=== ASSIGNMENT 1 ===
From the discussion about bilinearity in the definition of an algebra, extract the passage that opens with the words containing "This terse text" and closes with "in this sense.".
=== ASSIGNMENT 2 ===
Write what comes next in the discussion about bilinearity in the definition of an algebra, starting after its last sentence.

##### GIVEN TEXT #####

Very valuable responses. Thank you. Continuing to look at reliable sources, there is JDH Smith and AB Romanowska in Post-modern Algebra (1999) who confirm use of bilinear, but in a slightly broader context. They write on page 158:

If K is a unital commutative ring, then a K-algebra (AK, · , 1) is a unital K-module AK and a monoid (A, · , 1) such that the monoid multiplication A × A → A; (a,b) → ab is bilinear.

This terse text with little history or commentary includes the opinion:

The rather grandiose name [algebra] probably arose because early twentieth-century algebra was almost exclusively devoted to the study of "algebras" in this sense.

Algebras have considerable structure. Perhaps inclusion of bilinearity as a defining property of the product helps prepare students for tensor products of algebras, where the bilinear property comes to the fore.Rgdboer (talk) 20:48, 25 October 2012 (UTC)

I do not agree with Smith-Romanovska opinion for the origin of the name of "algebra". IMO, this name arose before than algebras began to be studied for themselves. At the beginning, an algebra was simply a framework where one can operate like in usual algebra, now called elementary algebra. Similar shifts from the name of an area of mathematics to the name of a structure among others arose also for geometry (non Euclidean geometries), arithmetic (floating point arithmetic, Presburger arithmetic) and even for (mathematical) logic. D.Lazard (talk) 07:41, 26 October 2012 (UTC)

@Rgdboer I agree with your sentiment in the third to last paragraph about bilinearity, but I want to emphasize that I think a lot of results for both associative and Lie algebras use the fact that the scalars commute with the multiplication operation (although I can't think of a specific description atm :( ).

Now I'm curious to know if sesquilinearity is ever substituted for the axiom we are talking about. I haven't seen it before, but it seems like it could be possible for some sort of weird complex algebra-like object. Rschwieb (talk) 13:08, 26 October 2012 (UTC)

##### PROVIDED RECORDS #####

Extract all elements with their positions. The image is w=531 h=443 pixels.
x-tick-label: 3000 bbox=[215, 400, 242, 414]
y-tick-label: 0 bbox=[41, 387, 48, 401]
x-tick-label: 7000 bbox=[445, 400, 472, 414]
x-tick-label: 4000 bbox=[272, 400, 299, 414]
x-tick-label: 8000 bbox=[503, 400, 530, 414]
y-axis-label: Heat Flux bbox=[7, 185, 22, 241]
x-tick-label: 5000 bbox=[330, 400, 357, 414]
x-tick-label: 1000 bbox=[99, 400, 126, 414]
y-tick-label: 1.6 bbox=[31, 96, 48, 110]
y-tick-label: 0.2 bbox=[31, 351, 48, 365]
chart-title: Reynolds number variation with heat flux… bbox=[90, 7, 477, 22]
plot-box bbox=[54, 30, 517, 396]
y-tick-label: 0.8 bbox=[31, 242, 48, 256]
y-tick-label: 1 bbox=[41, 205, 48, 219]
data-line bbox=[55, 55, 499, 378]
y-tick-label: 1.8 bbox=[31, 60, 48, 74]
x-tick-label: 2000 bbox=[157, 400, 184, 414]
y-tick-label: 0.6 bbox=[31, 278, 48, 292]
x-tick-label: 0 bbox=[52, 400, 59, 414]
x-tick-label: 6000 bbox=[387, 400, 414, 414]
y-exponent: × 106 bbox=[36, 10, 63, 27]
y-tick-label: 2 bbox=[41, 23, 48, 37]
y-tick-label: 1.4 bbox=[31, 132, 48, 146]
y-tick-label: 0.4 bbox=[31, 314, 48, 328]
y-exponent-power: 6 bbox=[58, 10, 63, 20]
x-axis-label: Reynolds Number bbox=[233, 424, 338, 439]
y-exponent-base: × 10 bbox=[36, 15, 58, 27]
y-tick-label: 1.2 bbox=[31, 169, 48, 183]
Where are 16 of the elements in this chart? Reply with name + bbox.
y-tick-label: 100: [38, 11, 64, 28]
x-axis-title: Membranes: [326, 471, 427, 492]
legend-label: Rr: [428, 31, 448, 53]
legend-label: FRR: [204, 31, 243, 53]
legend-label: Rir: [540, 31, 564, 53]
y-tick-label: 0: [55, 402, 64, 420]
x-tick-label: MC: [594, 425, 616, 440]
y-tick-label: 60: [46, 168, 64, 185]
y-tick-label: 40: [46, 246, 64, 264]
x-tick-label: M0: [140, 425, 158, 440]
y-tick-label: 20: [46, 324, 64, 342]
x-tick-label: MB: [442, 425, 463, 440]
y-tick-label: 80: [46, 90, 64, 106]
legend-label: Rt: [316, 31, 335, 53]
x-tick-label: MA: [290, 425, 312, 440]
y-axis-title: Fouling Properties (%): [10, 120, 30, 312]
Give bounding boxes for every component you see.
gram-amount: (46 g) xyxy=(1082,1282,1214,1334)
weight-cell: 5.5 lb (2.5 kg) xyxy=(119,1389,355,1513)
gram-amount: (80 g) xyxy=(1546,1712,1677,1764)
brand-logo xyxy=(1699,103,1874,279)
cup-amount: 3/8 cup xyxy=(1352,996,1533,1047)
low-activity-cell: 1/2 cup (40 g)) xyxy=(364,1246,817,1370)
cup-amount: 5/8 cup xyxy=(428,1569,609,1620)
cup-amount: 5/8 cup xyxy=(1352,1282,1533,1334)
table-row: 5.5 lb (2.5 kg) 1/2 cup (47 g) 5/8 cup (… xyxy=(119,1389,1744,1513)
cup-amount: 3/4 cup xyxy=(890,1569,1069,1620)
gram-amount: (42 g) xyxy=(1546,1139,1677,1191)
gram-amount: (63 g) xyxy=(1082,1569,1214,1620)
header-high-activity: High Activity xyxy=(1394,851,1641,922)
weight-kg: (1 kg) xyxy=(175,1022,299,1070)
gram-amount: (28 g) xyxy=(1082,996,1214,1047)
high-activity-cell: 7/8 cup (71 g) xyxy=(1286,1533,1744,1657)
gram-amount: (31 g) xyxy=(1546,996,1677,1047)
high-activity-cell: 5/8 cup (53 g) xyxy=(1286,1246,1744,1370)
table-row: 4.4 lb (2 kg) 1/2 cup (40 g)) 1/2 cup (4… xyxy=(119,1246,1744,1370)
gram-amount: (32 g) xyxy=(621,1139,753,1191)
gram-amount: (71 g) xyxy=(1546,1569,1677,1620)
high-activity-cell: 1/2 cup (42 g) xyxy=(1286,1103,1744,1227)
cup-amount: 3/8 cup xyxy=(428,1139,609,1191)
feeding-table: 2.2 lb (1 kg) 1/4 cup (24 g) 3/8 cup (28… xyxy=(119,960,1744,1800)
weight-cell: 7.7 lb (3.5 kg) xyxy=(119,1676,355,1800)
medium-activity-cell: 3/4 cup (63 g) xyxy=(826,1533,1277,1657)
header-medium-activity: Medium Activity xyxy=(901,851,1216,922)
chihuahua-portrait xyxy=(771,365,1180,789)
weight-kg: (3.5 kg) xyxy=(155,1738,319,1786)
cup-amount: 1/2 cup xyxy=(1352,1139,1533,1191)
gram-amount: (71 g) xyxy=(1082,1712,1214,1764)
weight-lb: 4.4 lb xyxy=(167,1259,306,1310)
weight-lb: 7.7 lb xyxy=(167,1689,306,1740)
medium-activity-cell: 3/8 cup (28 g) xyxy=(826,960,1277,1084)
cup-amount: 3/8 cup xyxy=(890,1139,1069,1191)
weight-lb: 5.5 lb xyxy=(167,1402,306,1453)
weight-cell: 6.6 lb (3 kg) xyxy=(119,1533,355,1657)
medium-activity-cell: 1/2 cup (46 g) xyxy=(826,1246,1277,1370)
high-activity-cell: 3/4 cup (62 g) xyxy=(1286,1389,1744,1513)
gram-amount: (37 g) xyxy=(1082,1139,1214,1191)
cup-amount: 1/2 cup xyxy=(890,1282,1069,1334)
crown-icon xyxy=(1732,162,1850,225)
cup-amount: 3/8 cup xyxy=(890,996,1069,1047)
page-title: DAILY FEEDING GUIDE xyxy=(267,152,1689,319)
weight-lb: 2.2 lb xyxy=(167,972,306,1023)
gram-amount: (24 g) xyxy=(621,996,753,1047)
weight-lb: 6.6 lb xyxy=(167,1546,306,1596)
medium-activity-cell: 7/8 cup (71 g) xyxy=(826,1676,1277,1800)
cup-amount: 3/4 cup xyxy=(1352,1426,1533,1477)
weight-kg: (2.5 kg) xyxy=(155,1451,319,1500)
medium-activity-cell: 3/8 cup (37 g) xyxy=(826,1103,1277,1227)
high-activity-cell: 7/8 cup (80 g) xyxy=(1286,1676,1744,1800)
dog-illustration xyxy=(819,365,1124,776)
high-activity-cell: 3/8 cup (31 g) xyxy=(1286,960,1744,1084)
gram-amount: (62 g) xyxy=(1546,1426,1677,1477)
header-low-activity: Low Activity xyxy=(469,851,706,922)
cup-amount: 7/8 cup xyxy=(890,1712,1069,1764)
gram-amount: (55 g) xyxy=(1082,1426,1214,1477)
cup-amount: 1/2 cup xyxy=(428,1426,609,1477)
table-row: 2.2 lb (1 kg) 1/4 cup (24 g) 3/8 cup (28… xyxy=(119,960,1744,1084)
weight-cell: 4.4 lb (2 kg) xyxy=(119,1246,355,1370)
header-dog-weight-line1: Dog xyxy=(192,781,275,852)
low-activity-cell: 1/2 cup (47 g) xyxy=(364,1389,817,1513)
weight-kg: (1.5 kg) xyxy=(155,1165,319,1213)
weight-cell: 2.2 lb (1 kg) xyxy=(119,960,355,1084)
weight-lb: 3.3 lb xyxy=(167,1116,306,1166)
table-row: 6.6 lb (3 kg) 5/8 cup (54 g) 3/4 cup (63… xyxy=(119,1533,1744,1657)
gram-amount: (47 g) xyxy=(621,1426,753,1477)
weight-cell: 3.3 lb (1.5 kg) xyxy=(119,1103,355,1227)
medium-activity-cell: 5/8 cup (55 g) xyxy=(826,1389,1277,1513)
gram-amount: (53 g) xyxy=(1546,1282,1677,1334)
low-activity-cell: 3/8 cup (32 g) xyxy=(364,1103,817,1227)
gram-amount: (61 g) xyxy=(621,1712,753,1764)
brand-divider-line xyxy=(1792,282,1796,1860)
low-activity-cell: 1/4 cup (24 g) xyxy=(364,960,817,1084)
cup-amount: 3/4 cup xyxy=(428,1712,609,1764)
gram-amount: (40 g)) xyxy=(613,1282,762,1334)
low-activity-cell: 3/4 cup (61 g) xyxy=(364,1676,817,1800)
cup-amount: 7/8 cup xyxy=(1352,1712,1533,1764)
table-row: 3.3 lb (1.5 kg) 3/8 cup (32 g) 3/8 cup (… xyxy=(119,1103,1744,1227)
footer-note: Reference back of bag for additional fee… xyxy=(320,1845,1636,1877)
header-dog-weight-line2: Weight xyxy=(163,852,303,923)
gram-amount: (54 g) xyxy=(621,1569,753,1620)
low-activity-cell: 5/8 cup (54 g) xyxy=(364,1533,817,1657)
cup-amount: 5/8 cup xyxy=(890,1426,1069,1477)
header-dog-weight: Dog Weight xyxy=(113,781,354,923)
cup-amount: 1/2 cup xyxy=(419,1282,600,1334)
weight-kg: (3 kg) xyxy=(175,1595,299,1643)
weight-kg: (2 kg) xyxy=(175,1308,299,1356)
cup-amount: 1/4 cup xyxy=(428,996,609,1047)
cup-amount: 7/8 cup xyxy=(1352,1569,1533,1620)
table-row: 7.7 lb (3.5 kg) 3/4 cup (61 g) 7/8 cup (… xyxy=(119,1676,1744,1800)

#####

=== RESPONSE 1 ===
This terse text with little history or commentary includes the opinion:

The rather grandiose name [algebra] probably arose because early twentieth-century algebra was almost exclusively devoted to the study of "algebras" in this sense.

=== RESPONSE 2 ===
Sesquilinearity seems to occur frequently in representations in physics as a sesquilinear form (i.e. onto complex scalars) rather than a sesquilinear mapping onto the whole algebra space. Nevertheless, it should not be weird: surely any sesquilinear mapping on a complex vector space can always be expressed as a real bilinear mapping on a real vector space, yielding a normal ℝ-algebra? — Quondum 14:46, 26 October 2012 (UTC)

Hans Zassenhaus addressed the definition of an algebra in his Theory of Groups (1936). First he identifies a semi-module as an additive abelian semi-group.(p 92). Then he identifies a semi-ring as a semi-module with a multiplication that is both left and right distributive (p 93). Then he writes "A quasi-ring is a semi-ring which under addition is a module. In other words, the axioms of a quasi-ring are obtained from the ring axioms by omitting the associative law of multiplication"(p 95). On page 103 the definition of an algebra is given:

A quasi-ring over a field as coefficient ring is called an algebra. An algebra always has a basis over its coefficient field. An associative algebra is an algebra satisfying the associative law of multiplication.

An advantage of Zassenhaus terminology is the integration of Lie rings and Lie algebras in the treatment (instead of making them exceptional in nomenclature as when the definition of algebra is framed too narrowly).Rgdboer (talk) 01:36, 10 November 2012 (UTC)

Hitsuji Santos (talk) 04:03, 6 November 2013 (UTC) I wish every mathematician could be so clear as you. Congratulations.